What to do
Return each line holding the string "description".

═════ Material provided ═════

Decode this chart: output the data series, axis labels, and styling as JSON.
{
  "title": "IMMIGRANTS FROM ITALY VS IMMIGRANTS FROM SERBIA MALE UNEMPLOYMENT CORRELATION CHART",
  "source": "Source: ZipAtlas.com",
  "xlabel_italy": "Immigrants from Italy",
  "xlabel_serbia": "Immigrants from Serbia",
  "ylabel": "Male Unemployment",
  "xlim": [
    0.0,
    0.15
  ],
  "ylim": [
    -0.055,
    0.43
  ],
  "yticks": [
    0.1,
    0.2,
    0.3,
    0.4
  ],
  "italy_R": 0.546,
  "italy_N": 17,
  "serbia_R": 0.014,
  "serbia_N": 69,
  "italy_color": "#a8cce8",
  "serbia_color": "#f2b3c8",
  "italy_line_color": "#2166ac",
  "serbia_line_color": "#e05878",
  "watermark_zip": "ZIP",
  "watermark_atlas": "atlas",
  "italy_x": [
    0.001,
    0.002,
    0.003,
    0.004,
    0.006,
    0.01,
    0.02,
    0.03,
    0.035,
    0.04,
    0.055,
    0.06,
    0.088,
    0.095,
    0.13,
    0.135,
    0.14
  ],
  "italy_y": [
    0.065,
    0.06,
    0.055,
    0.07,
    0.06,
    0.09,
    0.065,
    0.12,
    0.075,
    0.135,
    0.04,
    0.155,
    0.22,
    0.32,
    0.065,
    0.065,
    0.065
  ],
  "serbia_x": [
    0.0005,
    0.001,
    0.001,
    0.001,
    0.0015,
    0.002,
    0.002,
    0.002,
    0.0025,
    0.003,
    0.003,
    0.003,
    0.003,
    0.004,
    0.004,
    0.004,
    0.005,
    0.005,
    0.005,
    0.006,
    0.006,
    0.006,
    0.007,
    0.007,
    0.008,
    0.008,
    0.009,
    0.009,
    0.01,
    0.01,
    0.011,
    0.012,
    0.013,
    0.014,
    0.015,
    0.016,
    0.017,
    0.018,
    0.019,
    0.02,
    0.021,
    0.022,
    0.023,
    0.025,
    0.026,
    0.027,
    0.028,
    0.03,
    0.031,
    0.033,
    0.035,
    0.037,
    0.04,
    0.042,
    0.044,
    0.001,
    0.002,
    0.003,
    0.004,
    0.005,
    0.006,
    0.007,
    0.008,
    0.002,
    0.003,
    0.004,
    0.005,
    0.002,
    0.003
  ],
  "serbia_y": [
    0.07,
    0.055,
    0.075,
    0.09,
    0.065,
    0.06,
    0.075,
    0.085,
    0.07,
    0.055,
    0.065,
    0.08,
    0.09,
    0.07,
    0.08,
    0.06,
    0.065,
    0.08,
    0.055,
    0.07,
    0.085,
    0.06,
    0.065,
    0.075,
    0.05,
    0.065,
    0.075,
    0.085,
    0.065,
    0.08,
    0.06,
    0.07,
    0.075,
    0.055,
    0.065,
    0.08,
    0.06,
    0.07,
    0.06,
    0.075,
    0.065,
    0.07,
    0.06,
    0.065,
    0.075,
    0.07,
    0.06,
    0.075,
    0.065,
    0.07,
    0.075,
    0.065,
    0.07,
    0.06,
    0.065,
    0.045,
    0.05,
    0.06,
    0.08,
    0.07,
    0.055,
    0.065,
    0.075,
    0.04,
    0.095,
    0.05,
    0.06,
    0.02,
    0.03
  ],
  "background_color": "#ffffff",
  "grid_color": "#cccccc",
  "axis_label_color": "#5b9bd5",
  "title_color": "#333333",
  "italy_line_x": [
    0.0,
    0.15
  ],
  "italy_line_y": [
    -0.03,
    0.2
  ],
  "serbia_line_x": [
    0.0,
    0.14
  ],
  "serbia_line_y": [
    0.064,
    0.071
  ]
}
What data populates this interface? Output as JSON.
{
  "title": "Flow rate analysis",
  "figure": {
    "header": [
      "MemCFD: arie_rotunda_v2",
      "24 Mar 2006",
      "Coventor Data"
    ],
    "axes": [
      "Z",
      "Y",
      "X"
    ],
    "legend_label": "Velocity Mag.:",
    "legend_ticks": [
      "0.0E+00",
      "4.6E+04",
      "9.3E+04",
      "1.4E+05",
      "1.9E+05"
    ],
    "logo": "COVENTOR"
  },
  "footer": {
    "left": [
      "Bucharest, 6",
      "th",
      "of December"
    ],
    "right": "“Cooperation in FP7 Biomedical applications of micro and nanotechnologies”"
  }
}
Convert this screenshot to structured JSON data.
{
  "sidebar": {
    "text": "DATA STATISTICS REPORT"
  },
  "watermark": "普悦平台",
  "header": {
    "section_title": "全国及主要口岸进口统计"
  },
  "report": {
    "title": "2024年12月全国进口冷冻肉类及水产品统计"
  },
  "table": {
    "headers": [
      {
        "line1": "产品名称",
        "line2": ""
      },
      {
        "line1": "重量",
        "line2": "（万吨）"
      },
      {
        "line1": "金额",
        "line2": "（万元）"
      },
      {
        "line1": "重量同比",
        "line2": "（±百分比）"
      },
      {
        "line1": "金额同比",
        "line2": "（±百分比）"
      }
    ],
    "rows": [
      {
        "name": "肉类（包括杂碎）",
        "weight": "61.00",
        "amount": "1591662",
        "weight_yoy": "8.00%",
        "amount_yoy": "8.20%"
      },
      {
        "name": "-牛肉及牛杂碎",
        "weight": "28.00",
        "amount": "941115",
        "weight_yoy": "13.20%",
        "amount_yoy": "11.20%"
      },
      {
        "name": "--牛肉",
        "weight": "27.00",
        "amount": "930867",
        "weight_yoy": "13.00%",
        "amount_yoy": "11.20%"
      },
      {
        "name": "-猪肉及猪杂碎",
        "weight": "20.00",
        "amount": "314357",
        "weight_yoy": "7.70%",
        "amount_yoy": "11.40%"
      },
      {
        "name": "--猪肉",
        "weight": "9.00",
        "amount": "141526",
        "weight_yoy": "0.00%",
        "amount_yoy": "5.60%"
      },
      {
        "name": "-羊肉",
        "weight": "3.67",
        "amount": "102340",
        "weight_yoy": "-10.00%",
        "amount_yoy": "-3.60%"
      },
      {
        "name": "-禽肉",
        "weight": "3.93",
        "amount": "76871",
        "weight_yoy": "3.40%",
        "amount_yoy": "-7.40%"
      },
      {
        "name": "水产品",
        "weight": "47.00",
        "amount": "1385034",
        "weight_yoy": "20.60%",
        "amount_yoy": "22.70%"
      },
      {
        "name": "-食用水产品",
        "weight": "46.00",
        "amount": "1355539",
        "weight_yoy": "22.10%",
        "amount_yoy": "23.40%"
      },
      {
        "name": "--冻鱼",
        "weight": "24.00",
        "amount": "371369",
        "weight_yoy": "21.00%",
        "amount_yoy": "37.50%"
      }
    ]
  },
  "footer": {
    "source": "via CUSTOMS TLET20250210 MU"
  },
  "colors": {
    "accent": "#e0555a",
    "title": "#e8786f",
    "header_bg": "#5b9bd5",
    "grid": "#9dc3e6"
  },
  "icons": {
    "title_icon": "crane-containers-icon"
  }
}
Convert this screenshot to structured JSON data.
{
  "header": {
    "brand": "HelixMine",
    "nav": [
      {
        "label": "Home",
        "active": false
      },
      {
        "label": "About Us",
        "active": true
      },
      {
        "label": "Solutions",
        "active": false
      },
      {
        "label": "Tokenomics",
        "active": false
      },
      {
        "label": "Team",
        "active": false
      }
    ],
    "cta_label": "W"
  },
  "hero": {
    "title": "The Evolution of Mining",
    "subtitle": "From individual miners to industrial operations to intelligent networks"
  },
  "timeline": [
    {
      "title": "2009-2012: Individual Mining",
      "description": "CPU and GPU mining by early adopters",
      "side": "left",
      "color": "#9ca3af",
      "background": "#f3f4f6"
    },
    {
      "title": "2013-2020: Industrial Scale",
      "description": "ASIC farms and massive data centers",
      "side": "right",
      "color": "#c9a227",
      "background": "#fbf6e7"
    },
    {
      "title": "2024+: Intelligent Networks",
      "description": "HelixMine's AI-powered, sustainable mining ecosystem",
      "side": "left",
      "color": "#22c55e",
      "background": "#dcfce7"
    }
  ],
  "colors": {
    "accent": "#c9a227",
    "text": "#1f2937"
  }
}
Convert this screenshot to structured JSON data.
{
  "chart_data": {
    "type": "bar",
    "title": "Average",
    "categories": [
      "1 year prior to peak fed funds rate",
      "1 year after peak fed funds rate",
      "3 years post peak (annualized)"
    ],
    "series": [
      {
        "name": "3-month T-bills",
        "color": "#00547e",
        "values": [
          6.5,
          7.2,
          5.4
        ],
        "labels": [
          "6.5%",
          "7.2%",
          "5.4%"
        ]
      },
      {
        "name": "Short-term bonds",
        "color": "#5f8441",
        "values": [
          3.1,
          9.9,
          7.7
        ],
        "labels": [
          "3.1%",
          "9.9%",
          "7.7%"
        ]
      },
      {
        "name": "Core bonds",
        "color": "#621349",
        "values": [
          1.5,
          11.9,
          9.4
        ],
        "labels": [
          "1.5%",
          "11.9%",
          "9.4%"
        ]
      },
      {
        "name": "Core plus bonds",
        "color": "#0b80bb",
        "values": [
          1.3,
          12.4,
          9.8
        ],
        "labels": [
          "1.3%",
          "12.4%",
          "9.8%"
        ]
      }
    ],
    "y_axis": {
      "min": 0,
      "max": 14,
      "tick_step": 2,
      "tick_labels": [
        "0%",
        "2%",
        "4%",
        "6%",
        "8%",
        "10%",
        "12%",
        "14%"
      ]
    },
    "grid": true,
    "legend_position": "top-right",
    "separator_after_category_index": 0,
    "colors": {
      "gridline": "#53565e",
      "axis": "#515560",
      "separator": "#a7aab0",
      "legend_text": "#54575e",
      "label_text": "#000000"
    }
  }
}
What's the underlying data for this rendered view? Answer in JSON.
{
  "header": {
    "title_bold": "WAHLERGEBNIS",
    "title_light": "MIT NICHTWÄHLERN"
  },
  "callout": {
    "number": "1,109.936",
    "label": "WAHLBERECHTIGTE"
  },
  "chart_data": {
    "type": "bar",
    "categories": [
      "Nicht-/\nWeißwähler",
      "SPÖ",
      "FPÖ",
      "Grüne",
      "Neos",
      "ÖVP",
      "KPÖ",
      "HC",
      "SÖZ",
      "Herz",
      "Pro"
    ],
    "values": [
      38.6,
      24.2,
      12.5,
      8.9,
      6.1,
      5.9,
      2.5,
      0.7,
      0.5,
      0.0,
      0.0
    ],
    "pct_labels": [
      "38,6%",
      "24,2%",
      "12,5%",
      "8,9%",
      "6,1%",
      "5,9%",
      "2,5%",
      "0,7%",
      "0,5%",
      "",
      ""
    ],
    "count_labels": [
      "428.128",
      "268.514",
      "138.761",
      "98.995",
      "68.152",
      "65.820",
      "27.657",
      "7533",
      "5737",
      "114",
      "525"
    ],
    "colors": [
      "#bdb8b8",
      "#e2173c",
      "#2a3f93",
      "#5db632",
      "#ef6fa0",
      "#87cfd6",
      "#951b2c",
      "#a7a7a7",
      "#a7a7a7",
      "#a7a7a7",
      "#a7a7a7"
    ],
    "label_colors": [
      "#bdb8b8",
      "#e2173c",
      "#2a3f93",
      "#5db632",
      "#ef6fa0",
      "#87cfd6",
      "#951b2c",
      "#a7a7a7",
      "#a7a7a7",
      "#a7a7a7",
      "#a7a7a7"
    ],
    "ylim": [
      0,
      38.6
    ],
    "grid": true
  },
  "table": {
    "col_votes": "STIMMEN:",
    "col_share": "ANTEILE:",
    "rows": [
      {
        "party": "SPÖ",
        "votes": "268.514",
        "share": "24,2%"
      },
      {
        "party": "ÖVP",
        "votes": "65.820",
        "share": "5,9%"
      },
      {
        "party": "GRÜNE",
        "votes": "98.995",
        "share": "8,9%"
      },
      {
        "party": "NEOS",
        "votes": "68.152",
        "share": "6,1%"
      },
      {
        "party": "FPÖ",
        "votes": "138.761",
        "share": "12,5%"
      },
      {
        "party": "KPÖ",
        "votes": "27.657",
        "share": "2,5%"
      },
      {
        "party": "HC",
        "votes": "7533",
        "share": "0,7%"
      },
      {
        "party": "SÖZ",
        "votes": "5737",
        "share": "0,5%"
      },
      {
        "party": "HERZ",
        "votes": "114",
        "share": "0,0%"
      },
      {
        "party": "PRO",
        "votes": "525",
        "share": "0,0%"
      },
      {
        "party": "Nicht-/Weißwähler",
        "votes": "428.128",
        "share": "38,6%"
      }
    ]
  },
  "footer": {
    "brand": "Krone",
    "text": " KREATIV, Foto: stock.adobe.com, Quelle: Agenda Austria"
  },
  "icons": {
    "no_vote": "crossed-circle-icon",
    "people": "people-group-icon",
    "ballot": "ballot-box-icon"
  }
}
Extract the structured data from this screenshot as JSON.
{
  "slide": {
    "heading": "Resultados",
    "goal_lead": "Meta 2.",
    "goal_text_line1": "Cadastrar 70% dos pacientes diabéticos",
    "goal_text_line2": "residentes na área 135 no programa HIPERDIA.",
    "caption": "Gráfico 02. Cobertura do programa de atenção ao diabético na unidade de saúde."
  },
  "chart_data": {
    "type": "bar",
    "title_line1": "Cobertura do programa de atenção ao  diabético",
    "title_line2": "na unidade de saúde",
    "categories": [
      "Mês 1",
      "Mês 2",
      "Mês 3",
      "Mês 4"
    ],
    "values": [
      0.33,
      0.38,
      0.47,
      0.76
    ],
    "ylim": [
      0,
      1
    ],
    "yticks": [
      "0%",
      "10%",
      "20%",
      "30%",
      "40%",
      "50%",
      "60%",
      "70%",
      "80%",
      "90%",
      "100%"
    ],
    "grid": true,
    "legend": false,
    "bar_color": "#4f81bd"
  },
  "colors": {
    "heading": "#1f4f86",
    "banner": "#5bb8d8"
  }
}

═════

Solution to the exercise
      "description": "CPU and GPU mining by early adopters",
      "description": "ASIC farms and massive data centers",
      "description": "HelixMine's AI-powered, sustainable mining ecosystem",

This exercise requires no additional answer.